■ **Exercise directions**:
List every line below containing "حدثنا".
**** Entries shown ****
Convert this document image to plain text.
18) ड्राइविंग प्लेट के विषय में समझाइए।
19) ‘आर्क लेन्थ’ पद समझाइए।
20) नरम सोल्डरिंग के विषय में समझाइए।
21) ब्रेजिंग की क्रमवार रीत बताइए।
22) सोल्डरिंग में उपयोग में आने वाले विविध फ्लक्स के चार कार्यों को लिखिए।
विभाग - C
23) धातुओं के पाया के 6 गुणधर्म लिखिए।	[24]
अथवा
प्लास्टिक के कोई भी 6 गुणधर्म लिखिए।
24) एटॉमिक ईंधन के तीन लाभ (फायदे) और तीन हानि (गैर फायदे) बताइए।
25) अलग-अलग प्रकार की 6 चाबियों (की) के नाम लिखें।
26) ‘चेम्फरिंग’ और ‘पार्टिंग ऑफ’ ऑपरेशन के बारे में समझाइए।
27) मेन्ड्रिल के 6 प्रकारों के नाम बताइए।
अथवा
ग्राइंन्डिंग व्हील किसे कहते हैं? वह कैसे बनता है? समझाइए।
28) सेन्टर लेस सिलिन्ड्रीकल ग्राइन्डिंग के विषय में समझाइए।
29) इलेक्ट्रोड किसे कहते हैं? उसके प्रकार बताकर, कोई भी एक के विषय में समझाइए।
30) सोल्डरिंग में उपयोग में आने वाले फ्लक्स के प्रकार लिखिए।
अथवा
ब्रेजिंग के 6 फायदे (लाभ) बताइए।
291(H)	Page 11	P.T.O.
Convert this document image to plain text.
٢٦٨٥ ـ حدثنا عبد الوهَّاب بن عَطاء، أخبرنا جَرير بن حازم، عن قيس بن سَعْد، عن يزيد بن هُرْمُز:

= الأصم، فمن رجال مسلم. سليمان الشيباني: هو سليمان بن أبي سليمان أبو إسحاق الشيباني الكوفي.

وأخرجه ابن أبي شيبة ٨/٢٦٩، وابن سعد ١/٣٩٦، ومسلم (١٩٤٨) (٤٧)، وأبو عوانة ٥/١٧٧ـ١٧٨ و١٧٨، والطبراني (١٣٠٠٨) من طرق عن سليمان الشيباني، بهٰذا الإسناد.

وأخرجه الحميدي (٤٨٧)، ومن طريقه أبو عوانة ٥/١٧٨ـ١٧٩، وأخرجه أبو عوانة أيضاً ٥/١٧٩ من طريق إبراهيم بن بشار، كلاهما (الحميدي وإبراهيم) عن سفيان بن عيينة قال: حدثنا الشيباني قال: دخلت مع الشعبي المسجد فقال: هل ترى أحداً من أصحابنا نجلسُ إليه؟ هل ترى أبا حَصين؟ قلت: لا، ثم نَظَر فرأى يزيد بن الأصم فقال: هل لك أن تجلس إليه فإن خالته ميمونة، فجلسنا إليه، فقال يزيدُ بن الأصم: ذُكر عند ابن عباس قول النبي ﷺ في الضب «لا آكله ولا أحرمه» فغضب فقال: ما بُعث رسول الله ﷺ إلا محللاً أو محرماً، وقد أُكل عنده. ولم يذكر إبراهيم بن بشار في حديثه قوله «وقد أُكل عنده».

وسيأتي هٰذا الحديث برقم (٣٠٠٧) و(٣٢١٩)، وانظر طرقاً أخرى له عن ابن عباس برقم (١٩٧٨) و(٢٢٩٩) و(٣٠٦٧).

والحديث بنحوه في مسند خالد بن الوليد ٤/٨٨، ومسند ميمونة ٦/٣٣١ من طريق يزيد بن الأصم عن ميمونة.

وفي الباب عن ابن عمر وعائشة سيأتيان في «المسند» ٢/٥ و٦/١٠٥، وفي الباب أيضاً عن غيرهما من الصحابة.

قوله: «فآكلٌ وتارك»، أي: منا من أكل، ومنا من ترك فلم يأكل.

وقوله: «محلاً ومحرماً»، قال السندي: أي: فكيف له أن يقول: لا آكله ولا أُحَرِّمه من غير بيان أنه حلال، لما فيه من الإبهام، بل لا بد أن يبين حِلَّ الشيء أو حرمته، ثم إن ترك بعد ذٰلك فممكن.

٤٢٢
****
■ **Written answer**:
٢٦٨٥ ـ حدثنا عبد الوهَّاب بن عَطاء، أخبرنا جَرير بن حازم، عن قيس بن سَعْد، عن يزيد بن هُرْمُز:
وأخرجه الحميدي (٤٨٧)، ومن طريقه أبو عوانة ٥/١٧٨ـ١٧٩، وأخرجه أبو عوانة أيضاً ٥/١٧٩ من طريق إبراهيم بن بشار، كلاهما (الحميدي وإبراهيم) عن سفيان بن عيينة قال: حدثنا الشيباني قال: دخلت مع الشعبي المسجد فقال: هل ترى أحداً من أصحابنا نجلسُ إليه؟ هل ترى أبا حَصين؟ قلت: لا، ثم نَظَر فرأى يزيد بن الأصم فقال: هل لك أن تجلس إليه فإن خالته ميمونة، فجلسنا إليه، فقال يزيدُ بن الأصم: ذُكر عند ابن عباس قول النبي ﷺ في الضب «لا آكله ولا أحرمه» فغضب فقال: ما بُعث رسول الله ﷺ إلا محللاً أو محرماً، وقد أُكل عنده. ولم يذكر إبراهيم بن بشار في حديثه قوله «وقد أُكل عنده».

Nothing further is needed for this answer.